- _Extracted data entries_
----------

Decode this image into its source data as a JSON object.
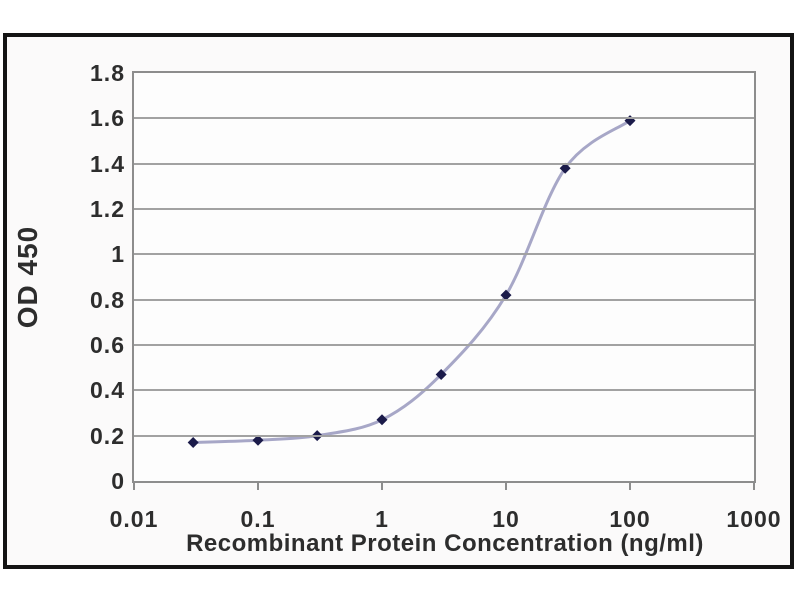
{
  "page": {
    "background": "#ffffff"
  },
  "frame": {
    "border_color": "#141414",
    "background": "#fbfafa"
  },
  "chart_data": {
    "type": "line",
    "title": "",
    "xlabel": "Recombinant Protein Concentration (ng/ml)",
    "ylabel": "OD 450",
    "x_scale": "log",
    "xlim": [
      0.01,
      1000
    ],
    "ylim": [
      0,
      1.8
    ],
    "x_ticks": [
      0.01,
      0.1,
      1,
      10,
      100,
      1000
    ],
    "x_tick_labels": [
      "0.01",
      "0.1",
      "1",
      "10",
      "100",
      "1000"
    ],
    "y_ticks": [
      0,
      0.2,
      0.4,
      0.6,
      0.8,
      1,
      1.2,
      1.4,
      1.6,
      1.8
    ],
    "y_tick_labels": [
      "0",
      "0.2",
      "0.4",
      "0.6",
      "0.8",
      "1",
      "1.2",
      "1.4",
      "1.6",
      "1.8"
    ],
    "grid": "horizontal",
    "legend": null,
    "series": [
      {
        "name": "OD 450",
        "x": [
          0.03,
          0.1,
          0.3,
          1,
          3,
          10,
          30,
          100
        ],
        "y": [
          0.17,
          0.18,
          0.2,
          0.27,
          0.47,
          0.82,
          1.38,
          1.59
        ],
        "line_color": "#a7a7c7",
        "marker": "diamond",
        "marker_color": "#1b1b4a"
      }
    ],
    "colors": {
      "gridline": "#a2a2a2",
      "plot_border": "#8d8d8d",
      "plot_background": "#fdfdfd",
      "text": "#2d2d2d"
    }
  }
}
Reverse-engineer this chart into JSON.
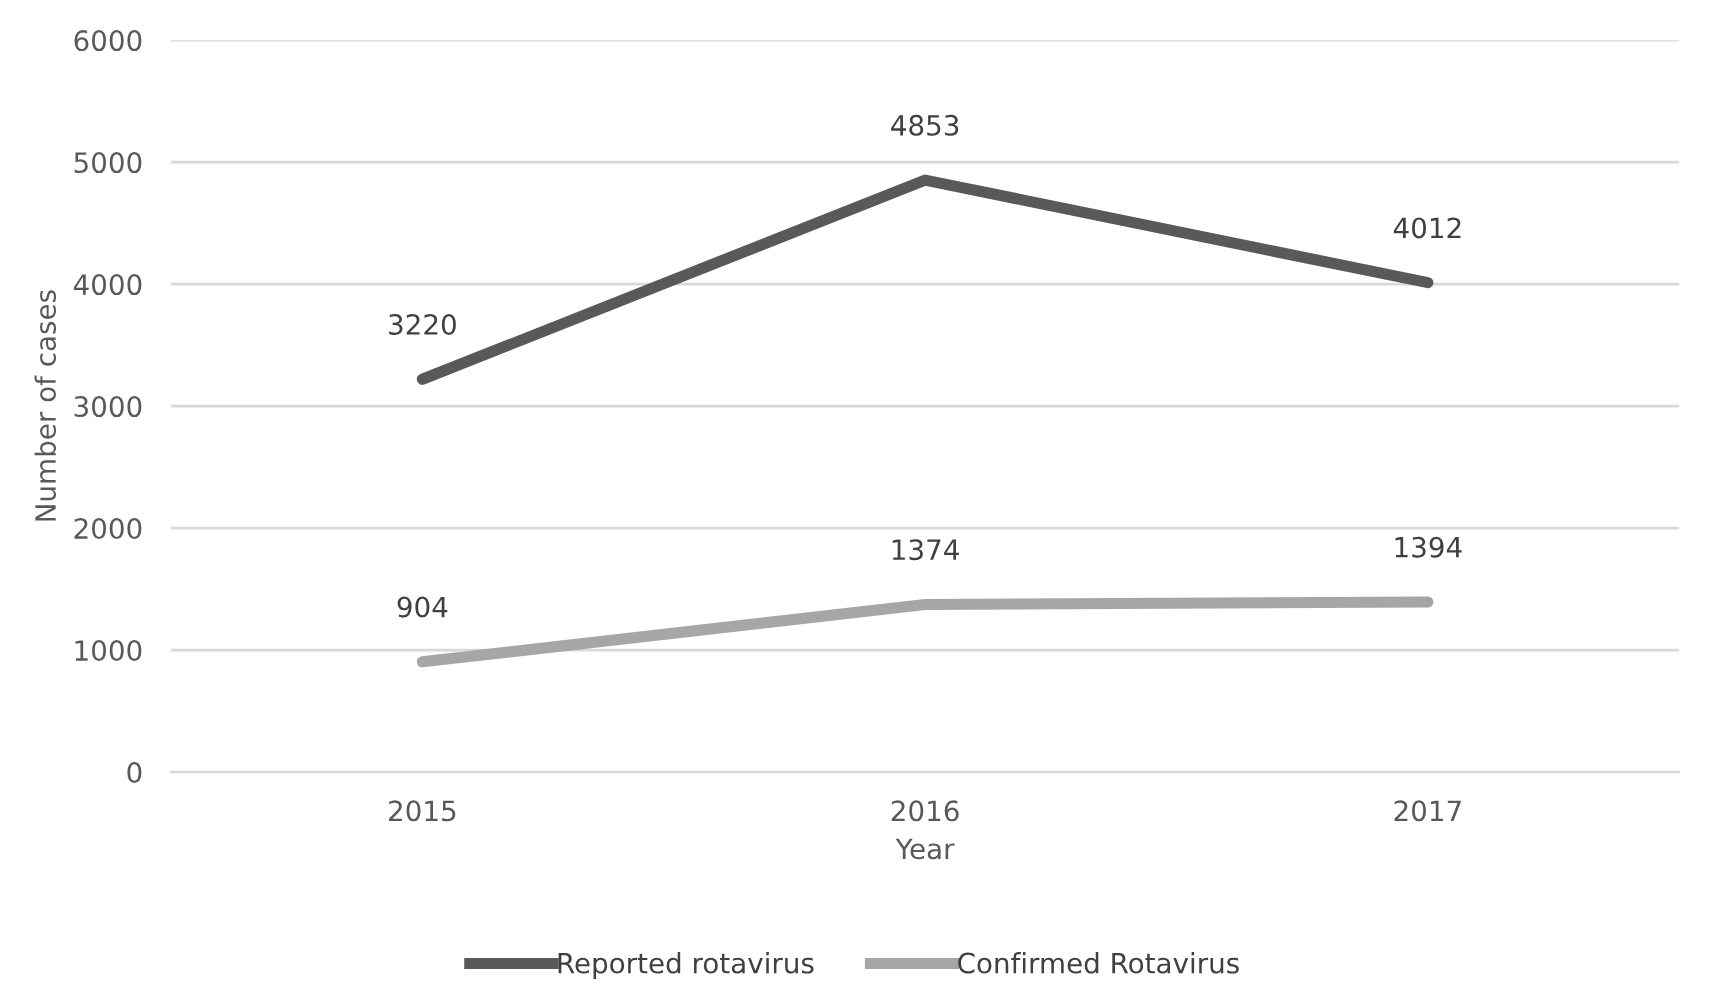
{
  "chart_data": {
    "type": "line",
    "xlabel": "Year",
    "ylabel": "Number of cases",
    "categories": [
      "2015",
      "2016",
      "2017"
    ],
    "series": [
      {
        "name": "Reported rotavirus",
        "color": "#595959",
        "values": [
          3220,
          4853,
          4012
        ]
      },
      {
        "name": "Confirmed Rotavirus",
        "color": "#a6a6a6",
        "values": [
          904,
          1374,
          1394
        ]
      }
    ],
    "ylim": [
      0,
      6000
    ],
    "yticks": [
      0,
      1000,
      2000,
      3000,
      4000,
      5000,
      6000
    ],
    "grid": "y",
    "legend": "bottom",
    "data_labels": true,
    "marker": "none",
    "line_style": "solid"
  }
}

----------

The finished copy should match the data above word for word and contain no pictures.

- _Task answer_
Decode this image into its source data as a JSON object.
{
  "page": {
    "background": "#ffffff"
  },
  "frame": {
    "border_color": "#141414",
    "background": "#fbfafa"
  },
  "chart_data": {
    "type": "line",
    "title": "",
    "xlabel": "Recombinant Protein Concentration (ng/ml)",
    "ylabel": "OD 450",
    "x_scale": "log",
    "xlim": [
      0.01,
      1000
    ],
    "ylim": [
      0,
      1.8
    ],
    "x_ticks": [
      0.01,
      0.1,
      1,
      10,
      100,
      1000
    ],
    "x_tick_labels": [
      "0.01",
      "0.1",
      "1",
      "10",
      "100",
      "1000"
    ],
    "y_ticks": [
      0,
      0.2,
      0.4,
      0.6,
      0.8,
      1,
      1.2,
      1.4,
      1.6,
      1.8
    ],
    "y_tick_labels": [
      "0",
      "0.2",
      "0.4",
      "0.6",
      "0.8",
      "1",
      "1.2",
      "1.4",
      "1.6",
      "1.8"
    ],
    "grid": "horizontal",
    "legend": null,
    "series": [
      {
        "name": "OD 450",
        "x": [
          0.03,
          0.1,
          0.3,
          1,
          3,
          10,
          30,
          100
        ],
        "y": [
          0.17,
          0.18,
          0.2,
          0.27,
          0.47,
          0.82,
          1.38,
          1.59
        ],
        "line_color": "#a7a7c7",
        "marker": "diamond",
        "marker_color": "#1b1b4a"
      }
    ],
    "colors": {
      "gridline": "#a2a2a2",
      "plot_border": "#8d8d8d",
      "plot_background": "#fdfdfd",
      "text": "#2d2d2d"
    }
  }
}
Reverse-engineer this chart into JSON.
{
  "chart_data": {
    "type": "line",
    "xlabel": "Year",
    "ylabel": "Number of cases",
    "categories": [
      "2015",
      "2016",
      "2017"
    ],
    "series": [
      {
        "name": "Reported rotavirus",
        "color": "#595959",
        "values": [
          3220,
          4853,
          4012
        ]
      },
      {
        "name": "Confirmed Rotavirus",
        "color": "#a6a6a6",
        "values": [
          904,
          1374,
          1394
        ]
      }
    ],
    "ylim": [
      0,
      6000
    ],
    "yticks": [
      0,
      1000,
      2000,
      3000,
      4000,
      5000,
      6000
    ],
    "grid": "y",
    "legend": "bottom",
    "data_labels": true,
    "marker": "none",
    "line_style": "solid"
  }
}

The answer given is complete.